** Begin **

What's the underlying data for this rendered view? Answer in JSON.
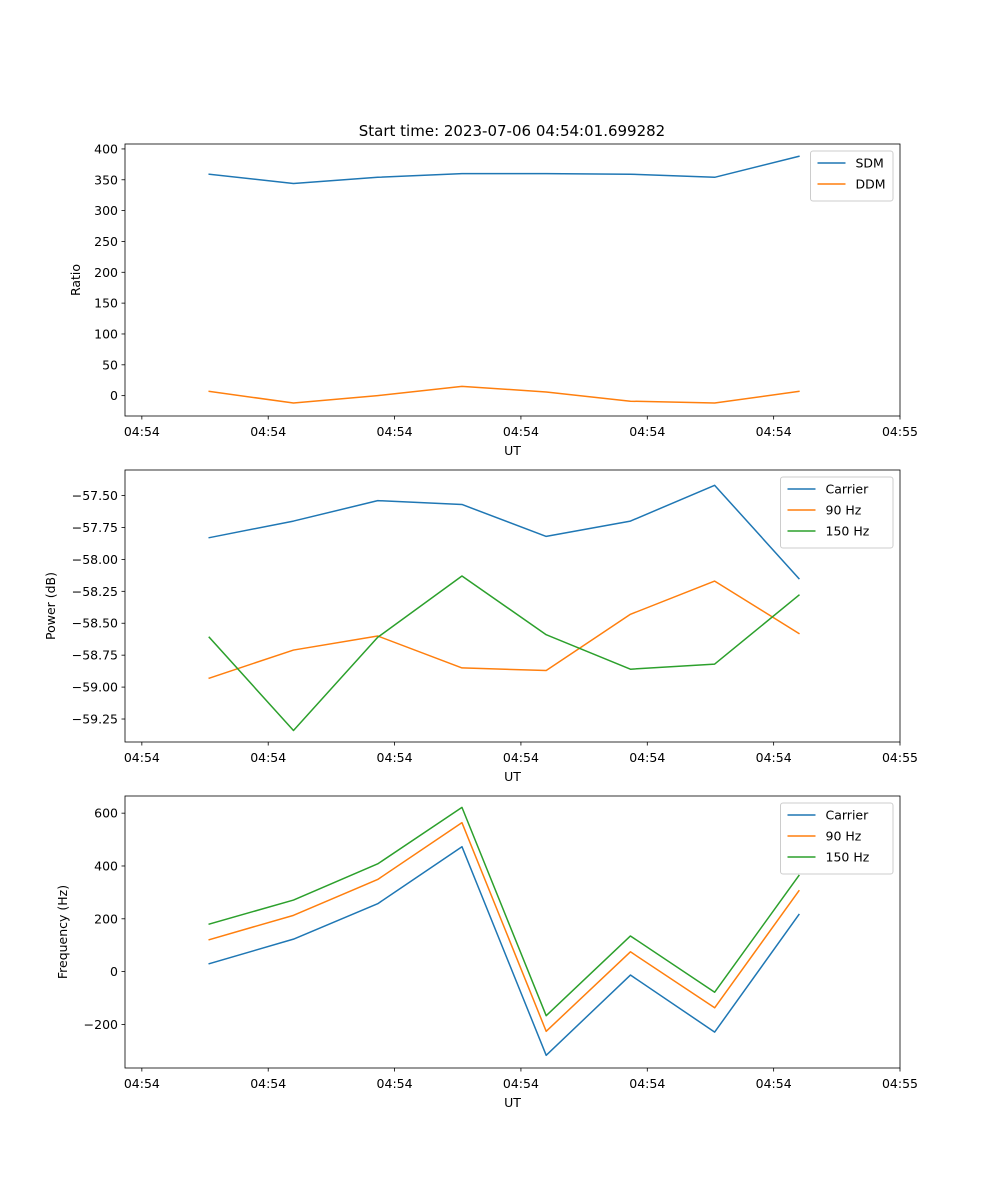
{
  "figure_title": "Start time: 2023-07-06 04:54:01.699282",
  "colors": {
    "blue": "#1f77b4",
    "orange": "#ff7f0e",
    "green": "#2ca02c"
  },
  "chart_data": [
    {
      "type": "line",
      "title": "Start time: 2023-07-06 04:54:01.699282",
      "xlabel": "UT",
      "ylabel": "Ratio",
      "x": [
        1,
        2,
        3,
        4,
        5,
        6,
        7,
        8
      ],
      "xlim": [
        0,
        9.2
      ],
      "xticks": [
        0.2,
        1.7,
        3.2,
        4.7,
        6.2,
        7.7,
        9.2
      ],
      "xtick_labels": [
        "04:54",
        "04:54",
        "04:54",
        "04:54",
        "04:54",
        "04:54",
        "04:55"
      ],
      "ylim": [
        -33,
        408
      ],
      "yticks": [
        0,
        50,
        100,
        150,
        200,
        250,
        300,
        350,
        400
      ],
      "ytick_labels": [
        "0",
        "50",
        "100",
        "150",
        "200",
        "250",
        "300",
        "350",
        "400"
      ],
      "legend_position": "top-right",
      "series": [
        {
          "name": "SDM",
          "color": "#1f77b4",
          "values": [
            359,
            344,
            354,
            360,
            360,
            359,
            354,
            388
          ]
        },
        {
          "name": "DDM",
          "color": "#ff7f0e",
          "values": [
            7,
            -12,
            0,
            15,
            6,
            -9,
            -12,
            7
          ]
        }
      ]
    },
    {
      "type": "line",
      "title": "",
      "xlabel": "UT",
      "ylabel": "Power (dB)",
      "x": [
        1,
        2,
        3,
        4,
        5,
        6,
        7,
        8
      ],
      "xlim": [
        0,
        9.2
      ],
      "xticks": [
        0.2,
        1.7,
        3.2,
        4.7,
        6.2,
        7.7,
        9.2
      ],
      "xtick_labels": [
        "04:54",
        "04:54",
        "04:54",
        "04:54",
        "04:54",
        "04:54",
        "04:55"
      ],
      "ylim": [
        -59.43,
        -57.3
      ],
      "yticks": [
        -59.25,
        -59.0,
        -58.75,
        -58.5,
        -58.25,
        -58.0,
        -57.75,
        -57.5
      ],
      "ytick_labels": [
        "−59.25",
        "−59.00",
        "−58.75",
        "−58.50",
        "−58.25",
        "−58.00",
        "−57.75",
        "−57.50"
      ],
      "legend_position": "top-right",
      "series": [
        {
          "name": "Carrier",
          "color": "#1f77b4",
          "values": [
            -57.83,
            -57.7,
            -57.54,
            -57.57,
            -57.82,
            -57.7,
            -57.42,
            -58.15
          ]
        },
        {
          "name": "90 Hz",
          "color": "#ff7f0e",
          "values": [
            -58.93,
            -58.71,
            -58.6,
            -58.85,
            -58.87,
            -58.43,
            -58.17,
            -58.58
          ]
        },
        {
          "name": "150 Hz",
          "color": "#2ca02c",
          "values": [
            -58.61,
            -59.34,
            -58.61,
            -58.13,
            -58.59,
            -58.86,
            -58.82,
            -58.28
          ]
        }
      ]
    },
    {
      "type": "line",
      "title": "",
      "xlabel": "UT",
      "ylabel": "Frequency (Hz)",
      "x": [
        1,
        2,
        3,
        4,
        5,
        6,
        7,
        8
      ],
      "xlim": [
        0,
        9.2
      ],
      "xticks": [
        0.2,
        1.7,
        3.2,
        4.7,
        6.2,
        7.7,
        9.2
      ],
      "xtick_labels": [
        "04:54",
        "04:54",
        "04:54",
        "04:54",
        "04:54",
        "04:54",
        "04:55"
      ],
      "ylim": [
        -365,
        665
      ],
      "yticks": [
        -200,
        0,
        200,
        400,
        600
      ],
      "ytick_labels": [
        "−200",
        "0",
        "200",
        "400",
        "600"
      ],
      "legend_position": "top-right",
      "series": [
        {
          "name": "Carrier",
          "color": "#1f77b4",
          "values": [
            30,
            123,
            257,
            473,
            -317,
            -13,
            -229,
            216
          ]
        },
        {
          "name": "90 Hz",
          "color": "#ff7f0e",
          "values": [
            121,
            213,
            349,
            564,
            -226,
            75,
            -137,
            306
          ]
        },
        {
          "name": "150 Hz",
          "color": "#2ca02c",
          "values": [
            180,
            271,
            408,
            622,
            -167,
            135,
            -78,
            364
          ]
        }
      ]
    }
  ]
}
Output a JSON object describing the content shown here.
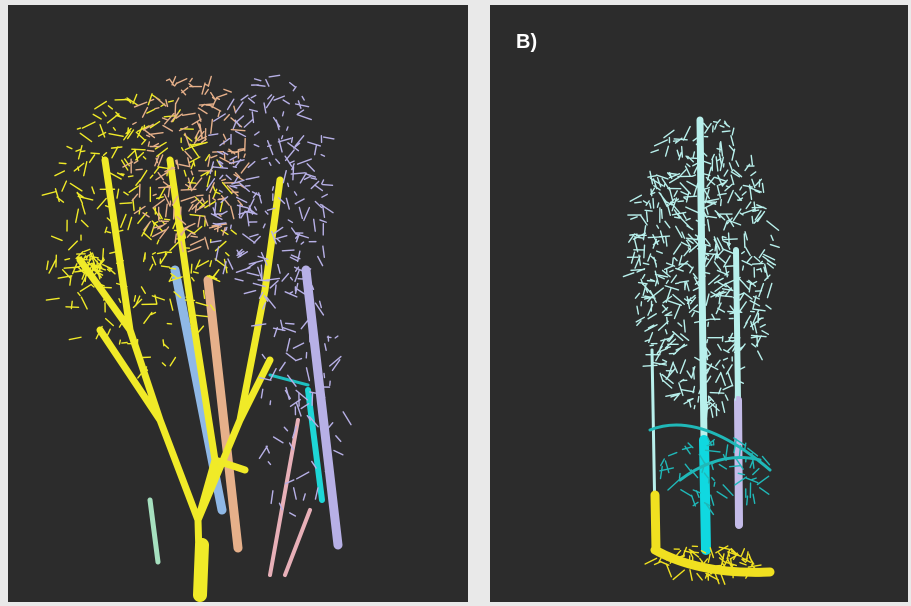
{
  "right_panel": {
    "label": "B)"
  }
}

** End **

### Short exercise
Write out the material above again, word for word, minus its pictures.

### Answer in full
What's the underlying data for this rendered view? Answer in JSON.
{
  "figure_title": "Start time: 2023-07-06 04:54:01.699282",
  "colors": {
    "blue": "#1f77b4",
    "orange": "#ff7f0e",
    "green": "#2ca02c"
  },
  "chart_data": [
    {
      "type": "line",
      "title": "Start time: 2023-07-06 04:54:01.699282",
      "xlabel": "UT",
      "ylabel": "Ratio",
      "x": [
        1,
        2,
        3,
        4,
        5,
        6,
        7,
        8
      ],
      "xlim": [
        0,
        9.2
      ],
      "xticks": [
        0.2,
        1.7,
        3.2,
        4.7,
        6.2,
        7.7,
        9.2
      ],
      "xtick_labels": [
        "04:54",
        "04:54",
        "04:54",
        "04:54",
        "04:54",
        "04:54",
        "04:55"
      ],
      "ylim": [
        -33,
        408
      ],
      "yticks": [
        0,
        50,
        100,
        150,
        200,
        250,
        300,
        350,
        400
      ],
      "ytick_labels": [
        "0",
        "50",
        "100",
        "150",
        "200",
        "250",
        "300",
        "350",
        "400"
      ],
      "legend_position": "top-right",
      "series": [
        {
          "name": "SDM",
          "color": "#1f77b4",
          "values": [
            359,
            344,
            354,
            360,
            360,
            359,
            354,
            388
          ]
        },
        {
          "name": "DDM",
          "color": "#ff7f0e",
          "values": [
            7,
            -12,
            0,
            15,
            6,
            -9,
            -12,
            7
          ]
        }
      ]
    },
    {
      "type": "line",
      "title": "",
      "xlabel": "UT",
      "ylabel": "Power (dB)",
      "x": [
        1,
        2,
        3,
        4,
        5,
        6,
        7,
        8
      ],
      "xlim": [
        0,
        9.2
      ],
      "xticks": [
        0.2,
        1.7,
        3.2,
        4.7,
        6.2,
        7.7,
        9.2
      ],
      "xtick_labels": [
        "04:54",
        "04:54",
        "04:54",
        "04:54",
        "04:54",
        "04:54",
        "04:55"
      ],
      "ylim": [
        -59.43,
        -57.3
      ],
      "yticks": [
        -59.25,
        -59.0,
        -58.75,
        -58.5,
        -58.25,
        -58.0,
        -57.75,
        -57.5
      ],
      "ytick_labels": [
        "−59.25",
        "−59.00",
        "−58.75",
        "−58.50",
        "−58.25",
        "−58.00",
        "−57.75",
        "−57.50"
      ],
      "legend_position": "top-right",
      "series": [
        {
          "name": "Carrier",
          "color": "#1f77b4",
          "values": [
            -57.83,
            -57.7,
            -57.54,
            -57.57,
            -57.82,
            -57.7,
            -57.42,
            -58.15
          ]
        },
        {
          "name": "90 Hz",
          "color": "#ff7f0e",
          "values": [
            -58.93,
            -58.71,
            -58.6,
            -58.85,
            -58.87,
            -58.43,
            -58.17,
            -58.58
          ]
        },
        {
          "name": "150 Hz",
          "color": "#2ca02c",
          "values": [
            -58.61,
            -59.34,
            -58.61,
            -58.13,
            -58.59,
            -58.86,
            -58.82,
            -58.28
          ]
        }
      ]
    },
    {
      "type": "line",
      "title": "",
      "xlabel": "UT",
      "ylabel": "Frequency (Hz)",
      "x": [
        1,
        2,
        3,
        4,
        5,
        6,
        7,
        8
      ],
      "xlim": [
        0,
        9.2
      ],
      "xticks": [
        0.2,
        1.7,
        3.2,
        4.7,
        6.2,
        7.7,
        9.2
      ],
      "xtick_labels": [
        "04:54",
        "04:54",
        "04:54",
        "04:54",
        "04:54",
        "04:54",
        "04:55"
      ],
      "ylim": [
        -365,
        665
      ],
      "yticks": [
        -200,
        0,
        200,
        400,
        600
      ],
      "ytick_labels": [
        "−200",
        "0",
        "200",
        "400",
        "600"
      ],
      "legend_position": "top-right",
      "series": [
        {
          "name": "Carrier",
          "color": "#1f77b4",
          "values": [
            30,
            123,
            257,
            473,
            -317,
            -13,
            -229,
            216
          ]
        },
        {
          "name": "90 Hz",
          "color": "#ff7f0e",
          "values": [
            121,
            213,
            349,
            564,
            -226,
            75,
            -137,
            306
          ]
        },
        {
          "name": "150 Hz",
          "color": "#2ca02c",
          "values": [
            180,
            271,
            408,
            622,
            -167,
            135,
            -78,
            364
          ]
        }
      ]
    }
  ]
}
Output a JSON object describing the content shown here.
{
  "right_panel": {
    "label": "B)"
  }
}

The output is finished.